• Problem: Gather all lines in the entries that include the word "Guidance".

-----

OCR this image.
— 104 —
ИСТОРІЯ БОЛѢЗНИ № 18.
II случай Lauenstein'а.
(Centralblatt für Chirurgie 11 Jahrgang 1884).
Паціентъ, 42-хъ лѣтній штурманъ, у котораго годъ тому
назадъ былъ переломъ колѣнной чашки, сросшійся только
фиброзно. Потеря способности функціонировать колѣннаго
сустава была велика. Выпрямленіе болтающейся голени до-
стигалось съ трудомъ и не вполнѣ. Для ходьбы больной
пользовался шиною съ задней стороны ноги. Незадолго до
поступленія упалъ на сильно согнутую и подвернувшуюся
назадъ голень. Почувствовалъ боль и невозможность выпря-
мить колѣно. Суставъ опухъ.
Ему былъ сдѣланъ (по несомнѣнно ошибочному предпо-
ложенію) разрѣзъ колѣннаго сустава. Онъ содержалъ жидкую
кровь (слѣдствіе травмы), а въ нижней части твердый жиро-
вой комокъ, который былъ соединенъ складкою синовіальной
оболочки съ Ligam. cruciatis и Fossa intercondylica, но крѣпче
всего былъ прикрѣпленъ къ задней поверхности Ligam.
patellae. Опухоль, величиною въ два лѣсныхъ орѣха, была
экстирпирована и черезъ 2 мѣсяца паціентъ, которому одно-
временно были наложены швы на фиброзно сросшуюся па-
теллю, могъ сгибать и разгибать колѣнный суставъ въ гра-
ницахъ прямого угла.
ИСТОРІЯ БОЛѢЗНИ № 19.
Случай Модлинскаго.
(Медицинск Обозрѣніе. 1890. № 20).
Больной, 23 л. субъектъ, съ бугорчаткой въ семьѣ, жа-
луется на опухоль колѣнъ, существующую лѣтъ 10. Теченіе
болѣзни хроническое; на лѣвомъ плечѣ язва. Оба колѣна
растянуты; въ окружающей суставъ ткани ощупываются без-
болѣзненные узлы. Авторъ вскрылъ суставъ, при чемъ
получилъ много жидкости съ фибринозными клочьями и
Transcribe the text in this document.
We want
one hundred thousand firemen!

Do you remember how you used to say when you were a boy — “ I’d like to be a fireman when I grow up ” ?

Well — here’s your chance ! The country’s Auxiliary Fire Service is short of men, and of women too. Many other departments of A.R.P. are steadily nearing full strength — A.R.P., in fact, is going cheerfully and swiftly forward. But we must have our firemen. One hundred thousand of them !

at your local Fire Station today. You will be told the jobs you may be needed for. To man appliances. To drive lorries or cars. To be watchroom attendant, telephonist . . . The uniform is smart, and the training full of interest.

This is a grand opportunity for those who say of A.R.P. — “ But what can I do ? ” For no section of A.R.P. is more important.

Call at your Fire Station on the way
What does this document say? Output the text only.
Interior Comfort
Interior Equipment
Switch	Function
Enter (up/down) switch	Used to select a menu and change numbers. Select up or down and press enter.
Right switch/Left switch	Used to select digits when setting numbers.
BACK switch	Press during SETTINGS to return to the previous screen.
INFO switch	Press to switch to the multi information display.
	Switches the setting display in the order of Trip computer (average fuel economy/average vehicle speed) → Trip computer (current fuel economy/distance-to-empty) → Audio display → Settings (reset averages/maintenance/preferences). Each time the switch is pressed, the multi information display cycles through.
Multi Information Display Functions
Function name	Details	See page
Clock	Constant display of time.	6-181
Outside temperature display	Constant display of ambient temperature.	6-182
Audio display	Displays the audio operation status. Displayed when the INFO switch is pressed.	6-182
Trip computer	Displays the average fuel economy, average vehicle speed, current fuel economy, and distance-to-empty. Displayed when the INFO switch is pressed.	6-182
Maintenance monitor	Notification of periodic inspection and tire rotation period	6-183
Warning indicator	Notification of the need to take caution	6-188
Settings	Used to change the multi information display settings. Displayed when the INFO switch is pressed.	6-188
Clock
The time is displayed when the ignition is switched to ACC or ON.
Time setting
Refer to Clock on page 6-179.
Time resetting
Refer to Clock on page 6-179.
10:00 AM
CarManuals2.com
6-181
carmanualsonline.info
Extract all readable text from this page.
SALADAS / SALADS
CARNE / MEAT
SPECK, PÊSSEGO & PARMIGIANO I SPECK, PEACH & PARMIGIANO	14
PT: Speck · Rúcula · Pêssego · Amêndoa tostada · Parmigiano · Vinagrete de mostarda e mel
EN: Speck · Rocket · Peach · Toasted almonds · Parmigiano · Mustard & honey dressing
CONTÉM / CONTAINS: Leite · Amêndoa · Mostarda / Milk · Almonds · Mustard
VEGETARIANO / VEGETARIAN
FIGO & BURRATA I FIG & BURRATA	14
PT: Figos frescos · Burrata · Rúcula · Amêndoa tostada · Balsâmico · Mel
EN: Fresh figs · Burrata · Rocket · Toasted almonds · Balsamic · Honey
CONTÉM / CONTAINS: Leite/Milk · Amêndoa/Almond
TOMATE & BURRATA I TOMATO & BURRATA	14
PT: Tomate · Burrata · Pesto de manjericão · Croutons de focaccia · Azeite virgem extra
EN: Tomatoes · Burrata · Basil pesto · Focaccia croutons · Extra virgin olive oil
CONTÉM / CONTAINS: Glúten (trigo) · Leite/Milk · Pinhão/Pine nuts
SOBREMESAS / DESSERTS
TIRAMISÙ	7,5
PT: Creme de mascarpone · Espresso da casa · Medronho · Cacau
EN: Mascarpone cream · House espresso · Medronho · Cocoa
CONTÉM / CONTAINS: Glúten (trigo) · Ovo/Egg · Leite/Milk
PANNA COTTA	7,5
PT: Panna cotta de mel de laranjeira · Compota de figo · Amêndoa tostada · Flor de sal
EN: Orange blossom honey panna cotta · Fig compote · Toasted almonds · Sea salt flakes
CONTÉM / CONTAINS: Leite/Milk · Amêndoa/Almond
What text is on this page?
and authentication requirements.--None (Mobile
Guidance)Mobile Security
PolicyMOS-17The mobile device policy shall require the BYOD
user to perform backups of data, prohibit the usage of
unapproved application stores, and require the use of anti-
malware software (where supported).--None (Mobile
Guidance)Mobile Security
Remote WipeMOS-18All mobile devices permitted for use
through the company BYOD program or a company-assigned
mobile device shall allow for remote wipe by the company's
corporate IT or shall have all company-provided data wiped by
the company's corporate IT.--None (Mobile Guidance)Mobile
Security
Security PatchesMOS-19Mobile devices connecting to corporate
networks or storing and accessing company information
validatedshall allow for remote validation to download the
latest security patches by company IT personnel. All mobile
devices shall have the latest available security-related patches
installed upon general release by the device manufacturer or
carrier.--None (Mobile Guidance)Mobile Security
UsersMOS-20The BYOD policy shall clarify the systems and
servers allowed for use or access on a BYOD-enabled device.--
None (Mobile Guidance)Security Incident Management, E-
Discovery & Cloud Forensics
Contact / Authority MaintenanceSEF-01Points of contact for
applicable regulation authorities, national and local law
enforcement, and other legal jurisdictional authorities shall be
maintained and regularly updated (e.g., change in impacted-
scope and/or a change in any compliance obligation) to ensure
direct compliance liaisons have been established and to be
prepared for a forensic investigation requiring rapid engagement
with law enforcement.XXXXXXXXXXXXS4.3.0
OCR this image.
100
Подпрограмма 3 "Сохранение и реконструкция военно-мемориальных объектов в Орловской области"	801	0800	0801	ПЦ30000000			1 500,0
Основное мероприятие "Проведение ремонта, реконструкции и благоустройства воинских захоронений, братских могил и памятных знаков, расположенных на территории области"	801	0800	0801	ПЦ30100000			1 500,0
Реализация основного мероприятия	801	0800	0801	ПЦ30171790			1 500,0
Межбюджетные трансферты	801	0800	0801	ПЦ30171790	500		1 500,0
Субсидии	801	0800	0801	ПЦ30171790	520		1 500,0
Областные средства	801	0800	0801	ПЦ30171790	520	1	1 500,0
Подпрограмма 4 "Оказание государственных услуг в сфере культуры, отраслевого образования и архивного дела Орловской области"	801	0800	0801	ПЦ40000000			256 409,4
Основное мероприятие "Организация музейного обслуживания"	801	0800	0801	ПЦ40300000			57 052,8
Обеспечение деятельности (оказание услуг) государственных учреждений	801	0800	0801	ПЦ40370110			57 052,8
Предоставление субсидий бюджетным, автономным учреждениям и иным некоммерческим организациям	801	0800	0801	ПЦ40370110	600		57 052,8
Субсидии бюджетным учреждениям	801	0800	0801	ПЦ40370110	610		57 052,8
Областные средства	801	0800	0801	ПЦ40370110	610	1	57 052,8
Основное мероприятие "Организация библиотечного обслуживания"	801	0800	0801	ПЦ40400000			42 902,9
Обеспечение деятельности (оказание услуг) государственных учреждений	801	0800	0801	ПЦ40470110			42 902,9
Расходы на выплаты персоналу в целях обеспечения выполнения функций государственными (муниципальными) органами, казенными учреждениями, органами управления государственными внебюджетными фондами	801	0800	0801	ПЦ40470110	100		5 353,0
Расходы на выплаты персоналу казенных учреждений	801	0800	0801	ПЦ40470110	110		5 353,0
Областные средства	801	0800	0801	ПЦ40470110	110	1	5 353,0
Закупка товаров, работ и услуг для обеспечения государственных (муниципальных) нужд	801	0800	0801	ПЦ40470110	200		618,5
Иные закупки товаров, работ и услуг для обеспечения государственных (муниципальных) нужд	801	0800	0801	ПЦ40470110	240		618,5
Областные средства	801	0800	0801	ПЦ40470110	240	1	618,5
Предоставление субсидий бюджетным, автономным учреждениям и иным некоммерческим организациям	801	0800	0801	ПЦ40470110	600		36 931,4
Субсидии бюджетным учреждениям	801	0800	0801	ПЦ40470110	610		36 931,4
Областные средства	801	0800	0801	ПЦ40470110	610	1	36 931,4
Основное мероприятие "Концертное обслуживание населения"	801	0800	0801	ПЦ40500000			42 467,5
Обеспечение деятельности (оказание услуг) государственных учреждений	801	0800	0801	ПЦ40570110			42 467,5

-----

• Answer:
Guidance)Mobile Security
Guidance)Mobile Security
the company's corporate IT.--None (Mobile Guidance)Mobile
carrier.--None (Mobile Guidance)Mobile Security
None (Mobile Guidance)Security Incident Management, E-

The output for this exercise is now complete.